» What you will do:
In the data below, substitute "switch-knob" for every occurrence of "toggle-knob" and reproduce all lines otherwise unchanged.

**** Data for the task

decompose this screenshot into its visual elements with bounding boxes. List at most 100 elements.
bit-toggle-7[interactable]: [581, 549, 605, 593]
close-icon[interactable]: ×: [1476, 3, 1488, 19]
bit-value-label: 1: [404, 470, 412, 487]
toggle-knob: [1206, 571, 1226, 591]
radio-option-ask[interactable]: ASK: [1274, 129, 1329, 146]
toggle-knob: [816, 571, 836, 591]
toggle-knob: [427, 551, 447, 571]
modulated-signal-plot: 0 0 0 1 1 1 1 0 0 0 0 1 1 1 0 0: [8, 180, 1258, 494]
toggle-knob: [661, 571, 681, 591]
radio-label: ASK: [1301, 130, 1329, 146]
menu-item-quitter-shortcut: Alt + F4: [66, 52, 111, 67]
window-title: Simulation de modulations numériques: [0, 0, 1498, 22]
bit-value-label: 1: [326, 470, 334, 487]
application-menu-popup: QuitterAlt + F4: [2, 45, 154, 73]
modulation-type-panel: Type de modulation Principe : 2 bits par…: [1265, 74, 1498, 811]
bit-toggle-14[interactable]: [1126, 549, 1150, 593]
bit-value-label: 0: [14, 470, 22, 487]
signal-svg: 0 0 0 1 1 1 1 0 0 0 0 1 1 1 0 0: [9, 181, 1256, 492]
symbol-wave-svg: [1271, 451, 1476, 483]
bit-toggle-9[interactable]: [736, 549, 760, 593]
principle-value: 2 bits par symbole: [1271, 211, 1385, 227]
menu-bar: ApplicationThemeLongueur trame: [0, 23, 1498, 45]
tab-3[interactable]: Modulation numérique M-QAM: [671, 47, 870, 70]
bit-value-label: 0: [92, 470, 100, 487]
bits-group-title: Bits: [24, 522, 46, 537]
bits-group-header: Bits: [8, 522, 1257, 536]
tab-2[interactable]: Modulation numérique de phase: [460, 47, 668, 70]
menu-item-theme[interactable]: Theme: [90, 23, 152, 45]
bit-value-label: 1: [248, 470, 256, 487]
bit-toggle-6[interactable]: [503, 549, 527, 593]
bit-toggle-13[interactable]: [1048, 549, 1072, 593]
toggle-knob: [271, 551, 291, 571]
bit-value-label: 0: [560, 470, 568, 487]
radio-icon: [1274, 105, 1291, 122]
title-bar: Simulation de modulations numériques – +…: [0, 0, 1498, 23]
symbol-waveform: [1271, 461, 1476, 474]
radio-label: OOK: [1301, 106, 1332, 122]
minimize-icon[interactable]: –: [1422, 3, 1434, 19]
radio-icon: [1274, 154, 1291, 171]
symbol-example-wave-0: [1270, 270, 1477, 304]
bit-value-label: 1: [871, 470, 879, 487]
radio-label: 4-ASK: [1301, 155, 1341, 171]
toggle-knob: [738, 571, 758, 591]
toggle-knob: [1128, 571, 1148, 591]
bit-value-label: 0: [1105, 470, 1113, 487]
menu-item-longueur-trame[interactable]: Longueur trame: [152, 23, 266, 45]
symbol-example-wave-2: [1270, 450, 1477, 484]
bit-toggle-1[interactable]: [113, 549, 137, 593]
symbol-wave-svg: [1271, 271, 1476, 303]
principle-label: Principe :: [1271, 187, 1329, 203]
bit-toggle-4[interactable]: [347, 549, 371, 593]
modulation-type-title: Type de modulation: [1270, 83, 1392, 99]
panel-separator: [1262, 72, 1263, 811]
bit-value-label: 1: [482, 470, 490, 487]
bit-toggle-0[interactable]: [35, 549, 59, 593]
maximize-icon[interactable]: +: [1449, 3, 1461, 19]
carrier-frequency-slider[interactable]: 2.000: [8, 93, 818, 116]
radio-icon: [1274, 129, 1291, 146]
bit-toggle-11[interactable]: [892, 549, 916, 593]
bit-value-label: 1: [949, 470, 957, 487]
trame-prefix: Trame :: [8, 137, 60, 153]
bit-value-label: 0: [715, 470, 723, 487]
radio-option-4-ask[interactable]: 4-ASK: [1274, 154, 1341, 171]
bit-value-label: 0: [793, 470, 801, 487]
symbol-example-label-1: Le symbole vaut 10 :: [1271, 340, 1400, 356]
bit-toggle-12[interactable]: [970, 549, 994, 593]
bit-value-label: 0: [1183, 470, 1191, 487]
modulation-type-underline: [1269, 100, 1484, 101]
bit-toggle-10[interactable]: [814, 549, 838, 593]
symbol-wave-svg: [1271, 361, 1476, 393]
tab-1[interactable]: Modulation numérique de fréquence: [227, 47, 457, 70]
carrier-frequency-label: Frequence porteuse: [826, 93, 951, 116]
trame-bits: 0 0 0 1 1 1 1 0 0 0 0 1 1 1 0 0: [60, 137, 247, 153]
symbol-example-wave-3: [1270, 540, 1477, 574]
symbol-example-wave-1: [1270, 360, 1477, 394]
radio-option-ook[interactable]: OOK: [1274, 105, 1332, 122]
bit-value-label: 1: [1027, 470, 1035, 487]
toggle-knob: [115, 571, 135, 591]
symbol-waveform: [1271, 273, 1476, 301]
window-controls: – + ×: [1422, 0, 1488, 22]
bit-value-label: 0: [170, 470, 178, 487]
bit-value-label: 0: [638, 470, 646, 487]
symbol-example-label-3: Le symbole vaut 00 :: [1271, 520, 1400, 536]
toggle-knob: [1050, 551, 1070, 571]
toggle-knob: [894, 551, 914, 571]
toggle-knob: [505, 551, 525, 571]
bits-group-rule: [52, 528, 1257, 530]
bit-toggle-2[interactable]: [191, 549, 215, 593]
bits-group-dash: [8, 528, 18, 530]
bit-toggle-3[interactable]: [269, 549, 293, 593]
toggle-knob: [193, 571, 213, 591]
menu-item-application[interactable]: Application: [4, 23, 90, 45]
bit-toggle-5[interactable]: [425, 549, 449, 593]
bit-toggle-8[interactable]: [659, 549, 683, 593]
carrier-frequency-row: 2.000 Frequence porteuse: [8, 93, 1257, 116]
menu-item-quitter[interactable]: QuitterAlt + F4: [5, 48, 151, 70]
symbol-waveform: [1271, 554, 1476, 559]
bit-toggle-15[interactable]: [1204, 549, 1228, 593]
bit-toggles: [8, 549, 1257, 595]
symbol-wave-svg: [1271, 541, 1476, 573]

********

» Solution to this problem:
decompose this screenshot into its visual elements with bounding boxes. List at most 100 elements.
bit-toggle-7[interactable]: [581, 549, 605, 593]
close-icon[interactable]: ×: [1476, 3, 1488, 19]
bit-value-label: 1: [404, 470, 412, 487]
switch-knob: [1206, 571, 1226, 591]
radio-option-ask[interactable]: ASK: [1274, 129, 1329, 146]
switch-knob: [816, 571, 836, 591]
switch-knob: [427, 551, 447, 571]
modulated-signal-plot: 0 0 0 1 1 1 1 0 0 0 0 1 1 1 0 0: [8, 180, 1258, 494]
switch-knob: [661, 571, 681, 591]
radio-label: ASK: [1301, 130, 1329, 146]
menu-item-quitter-shortcut: Alt + F4: [66, 52, 111, 67]
window-title: Simulation de modulations numériques: [0, 0, 1498, 22]
bit-value-label: 1: [326, 470, 334, 487]
application-menu-popup: QuitterAlt + F4: [2, 45, 154, 73]
modulation-type-panel: Type de modulation Principe : 2 bits par…: [1265, 74, 1498, 811]
bit-toggle-14[interactable]: [1126, 549, 1150, 593]
bit-value-label: 0: [14, 470, 22, 487]
signal-svg: 0 0 0 1 1 1 1 0 0 0 0 1 1 1 0 0: [9, 181, 1256, 492]
symbol-wave-svg: [1271, 451, 1476, 483]
bit-toggle-9[interactable]: [736, 549, 760, 593]
principle-value: 2 bits par symbole: [1271, 211, 1385, 227]
menu-bar: ApplicationThemeLongueur trame: [0, 23, 1498, 45]
tab-3[interactable]: Modulation numérique M-QAM: [671, 47, 870, 70]
bit-value-label: 0: [92, 470, 100, 487]
bits-group-title: Bits: [24, 522, 46, 537]
bits-group-header: Bits: [8, 522, 1257, 536]
tab-2[interactable]: Modulation numérique de phase: [460, 47, 668, 70]
menu-item-theme[interactable]: Theme: [90, 23, 152, 45]
bit-value-label: 1: [248, 470, 256, 487]
bit-toggle-6[interactable]: [503, 549, 527, 593]
bit-toggle-13[interactable]: [1048, 549, 1072, 593]
switch-knob: [271, 551, 291, 571]
bit-value-label: 0: [560, 470, 568, 487]
radio-icon: [1274, 105, 1291, 122]
title-bar: Simulation de modulations numériques – +…: [0, 0, 1498, 23]
symbol-waveform: [1271, 461, 1476, 474]
radio-label: OOK: [1301, 106, 1332, 122]
minimize-icon[interactable]: –: [1422, 3, 1434, 19]
radio-icon: [1274, 154, 1291, 171]
symbol-example-wave-0: [1270, 270, 1477, 304]
bit-value-label: 1: [871, 470, 879, 487]
radio-label: 4-ASK: [1301, 155, 1341, 171]
switch-knob: [738, 571, 758, 591]
switch-knob: [1128, 571, 1148, 591]
bit-value-label: 0: [1105, 470, 1113, 487]
menu-item-longueur-trame[interactable]: Longueur trame: [152, 23, 266, 45]
symbol-example-wave-2: [1270, 450, 1477, 484]
bit-toggle-1[interactable]: [113, 549, 137, 593]
symbol-wave-svg: [1271, 271, 1476, 303]
principle-label: Principe :: [1271, 187, 1329, 203]
bit-toggle-4[interactable]: [347, 549, 371, 593]
modulation-type-title: Type de modulation: [1270, 83, 1392, 99]
panel-separator: [1262, 72, 1263, 811]
bit-value-label: 1: [482, 470, 490, 487]
bit-toggle-0[interactable]: [35, 549, 59, 593]
maximize-icon[interactable]: +: [1449, 3, 1461, 19]
carrier-frequency-slider[interactable]: 2.000: [8, 93, 818, 116]
radio-icon: [1274, 129, 1291, 146]
bit-toggle-11[interactable]: [892, 549, 916, 593]
bit-value-label: 1: [949, 470, 957, 487]
trame-prefix: Trame :: [8, 137, 60, 153]
bit-value-label: 0: [715, 470, 723, 487]
radio-option-4-ask[interactable]: 4-ASK: [1274, 154, 1341, 171]
bit-value-label: 0: [793, 470, 801, 487]
symbol-example-label-1: Le symbole vaut 10 :: [1271, 340, 1400, 356]
bit-toggle-12[interactable]: [970, 549, 994, 593]
bit-value-label: 0: [1183, 470, 1191, 487]
modulation-type-underline: [1269, 100, 1484, 101]
bit-toggle-10[interactable]: [814, 549, 838, 593]
symbol-wave-svg: [1271, 361, 1476, 393]
tab-1[interactable]: Modulation numérique de fréquence: [227, 47, 457, 70]
carrier-frequency-label: Frequence porteuse: [826, 93, 951, 116]
trame-bits: 0 0 0 1 1 1 1 0 0 0 0 1 1 1 0 0: [60, 137, 247, 153]
symbol-example-wave-3: [1270, 540, 1477, 574]
symbol-example-wave-1: [1270, 360, 1477, 394]
radio-option-ook[interactable]: OOK: [1274, 105, 1332, 122]
bit-value-label: 1: [1027, 470, 1035, 487]
switch-knob: [115, 571, 135, 591]
symbol-waveform: [1271, 273, 1476, 301]
window-controls: – + ×: [1422, 0, 1488, 22]
bit-value-label: 0: [170, 470, 178, 487]
bit-value-label: 0: [638, 470, 646, 487]
symbol-example-label-3: Le symbole vaut 00 :: [1271, 520, 1400, 536]
switch-knob: [1050, 551, 1070, 571]
switch-knob: [894, 551, 914, 571]
switch-knob: [505, 551, 525, 571]
bits-group-rule: [52, 528, 1257, 530]
bit-toggle-2[interactable]: [191, 549, 215, 593]
bits-group-dash: [8, 528, 18, 530]
bit-toggle-3[interactable]: [269, 549, 293, 593]
switch-knob: [193, 571, 213, 591]
menu-item-application[interactable]: Application: [4, 23, 90, 45]
bit-toggle-5[interactable]: [425, 549, 449, 593]
bit-toggle-8[interactable]: [659, 549, 683, 593]
carrier-frequency-row: 2.000 Frequence porteuse: [8, 93, 1257, 116]
menu-item-quitter[interactable]: QuitterAlt + F4: [5, 48, 151, 70]
symbol-waveform: [1271, 554, 1476, 559]
bit-toggle-15[interactable]: [1204, 549, 1228, 593]
bit-toggles: [8, 549, 1257, 595]
symbol-wave-svg: [1271, 541, 1476, 573]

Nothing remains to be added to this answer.